● **REQUIRED WORK**
Return each line holding the string "access".

● **RECORDS PROVIDED**
__________

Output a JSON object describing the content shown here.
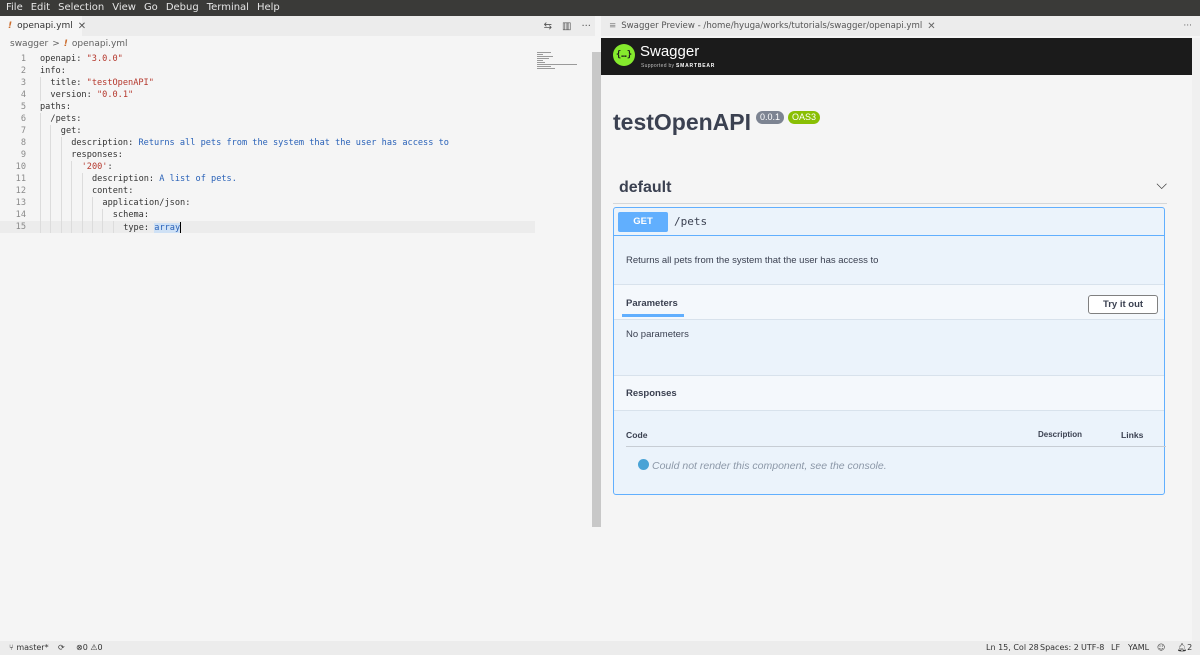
{
  "menu": [
    "File",
    "Edit",
    "Selection",
    "View",
    "Go",
    "Debug",
    "Terminal",
    "Help"
  ],
  "editor": {
    "tab": {
      "label": "openapi.yml",
      "close": "✕"
    },
    "actions": {
      "compare": "⇆",
      "split": "▥",
      "more": "···"
    },
    "breadcrumb": {
      "folder": "swagger",
      "sep": ">",
      "file": "openapi.yml"
    },
    "lines": [
      {
        "n": "1",
        "indent": 0,
        "key": "openapi",
        "val": "\"3.0.0\"",
        "type": "s"
      },
      {
        "n": "2",
        "indent": 0,
        "key": "info",
        "val": "",
        "type": ""
      },
      {
        "n": "3",
        "indent": 1,
        "key": "title",
        "val": "\"testOpenAPI\"",
        "type": "s"
      },
      {
        "n": "4",
        "indent": 1,
        "key": "version",
        "val": "\"0.0.1\"",
        "type": "s"
      },
      {
        "n": "5",
        "indent": 0,
        "key": "paths",
        "val": "",
        "type": ""
      },
      {
        "n": "6",
        "indent": 1,
        "key": "/pets",
        "val": "",
        "type": ""
      },
      {
        "n": "7",
        "indent": 2,
        "key": "get",
        "val": "",
        "type": ""
      },
      {
        "n": "8",
        "indent": 3,
        "key": "description",
        "val": "Returns all pets from the system that the user has access to",
        "type": "v"
      },
      {
        "n": "9",
        "indent": 3,
        "key": "responses",
        "val": "",
        "type": ""
      },
      {
        "n": "10",
        "indent": 4,
        "key": "'200'",
        "val": "",
        "type": "",
        "keyStr": true
      },
      {
        "n": "11",
        "indent": 5,
        "key": "description",
        "val": "A list of pets.",
        "type": "v"
      },
      {
        "n": "12",
        "indent": 5,
        "key": "content",
        "val": "",
        "type": ""
      },
      {
        "n": "13",
        "indent": 6,
        "key": "application/json",
        "val": "",
        "type": ""
      },
      {
        "n": "14",
        "indent": 7,
        "key": "schema",
        "val": "",
        "type": ""
      },
      {
        "n": "15",
        "indent": 8,
        "key": "type",
        "val": "array",
        "type": "v",
        "active": true
      }
    ]
  },
  "preview": {
    "tab": {
      "label": "Swagger Preview - /home/hyuga/works/tutorials/swagger/openapi.yml",
      "close": "✕",
      "icon": "≡"
    },
    "more": "···",
    "brand": {
      "logo": "{…}",
      "name": "Swagger",
      "supported": "Supported by",
      "company": "SMARTBEAR"
    },
    "title": "testOpenAPI",
    "version": "0.0.1",
    "oas": "OAS3",
    "tag": "default",
    "chevron": "⌵",
    "op": {
      "method": "GET",
      "path": "/pets",
      "description": "Returns all pets from the system that the user has access to",
      "parameters_label": "Parameters",
      "try_label": "Try it out",
      "no_params": "No parameters",
      "responses_label": "Responses",
      "col_code": "Code",
      "col_desc": "Description",
      "col_links": "Links",
      "error": "Could not render this component, see the console."
    }
  },
  "status": {
    "branch": "master*",
    "sync": "⟳",
    "errors": "0",
    "warnings": "0",
    "position": "Ln 15, Col 28",
    "spaces": "Spaces: 2",
    "encoding": "UTF-8",
    "eol": "LF",
    "language": "YAML",
    "feedback": "☺",
    "notifications": "2"
  }
}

__________

● **SOLUTION TO THIS PROBLEM**
        "val": "Returns all pets from the system that the user has access to",
      "description": "Returns all pets from the system that the user has access to",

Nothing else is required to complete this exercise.